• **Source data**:
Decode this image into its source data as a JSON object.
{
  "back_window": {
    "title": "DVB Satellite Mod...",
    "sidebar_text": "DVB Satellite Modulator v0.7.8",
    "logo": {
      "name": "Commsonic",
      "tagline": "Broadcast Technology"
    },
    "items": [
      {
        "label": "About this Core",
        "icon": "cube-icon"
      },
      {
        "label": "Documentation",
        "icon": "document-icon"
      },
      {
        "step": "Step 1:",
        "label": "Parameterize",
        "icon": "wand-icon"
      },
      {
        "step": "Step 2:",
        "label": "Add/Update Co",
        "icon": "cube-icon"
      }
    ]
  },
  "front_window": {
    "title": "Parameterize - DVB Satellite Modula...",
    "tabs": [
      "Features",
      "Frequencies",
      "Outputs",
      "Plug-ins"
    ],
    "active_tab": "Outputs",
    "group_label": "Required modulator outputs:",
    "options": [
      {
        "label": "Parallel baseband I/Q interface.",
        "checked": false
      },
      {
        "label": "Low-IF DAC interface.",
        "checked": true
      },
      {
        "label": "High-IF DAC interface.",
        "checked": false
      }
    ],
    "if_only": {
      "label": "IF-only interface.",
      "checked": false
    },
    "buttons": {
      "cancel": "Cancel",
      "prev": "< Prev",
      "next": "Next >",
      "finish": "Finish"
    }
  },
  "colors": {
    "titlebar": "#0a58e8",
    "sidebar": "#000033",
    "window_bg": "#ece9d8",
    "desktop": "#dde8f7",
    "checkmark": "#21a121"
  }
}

• **Goal**:
Write out the data again, exactly and in full.

• **Answer for this exercise**:
Decode this image into its source data as a JSON object.
{
  "back_window": {
    "title": "DVB Satellite Mod...",
    "sidebar_text": "DVB Satellite Modulator v0.7.8",
    "logo": {
      "name": "Commsonic",
      "tagline": "Broadcast Technology"
    },
    "items": [
      {
        "label": "About this Core",
        "icon": "cube-icon"
      },
      {
        "label": "Documentation",
        "icon": "document-icon"
      },
      {
        "step": "Step 1:",
        "label": "Parameterize",
        "icon": "wand-icon"
      },
      {
        "step": "Step 2:",
        "label": "Add/Update Co",
        "icon": "cube-icon"
      }
    ]
  },
  "front_window": {
    "title": "Parameterize - DVB Satellite Modula...",
    "tabs": [
      "Features",
      "Frequencies",
      "Outputs",
      "Plug-ins"
    ],
    "active_tab": "Outputs",
    "group_label": "Required modulator outputs:",
    "options": [
      {
        "label": "Parallel baseband I/Q interface.",
        "checked": false
      },
      {
        "label": "Low-IF DAC interface.",
        "checked": true
      },
      {
        "label": "High-IF DAC interface.",
        "checked": false
      }
    ],
    "if_only": {
      "label": "IF-only interface.",
      "checked": false
    },
    "buttons": {
      "cancel": "Cancel",
      "prev": "< Prev",
      "next": "Next >",
      "finish": "Finish"
    }
  },
  "colors": {
    "titlebar": "#0a58e8",
    "sidebar": "#000033",
    "window_bg": "#ece9d8",
    "desktop": "#dde8f7",
    "checkmark": "#21a121"
  }
}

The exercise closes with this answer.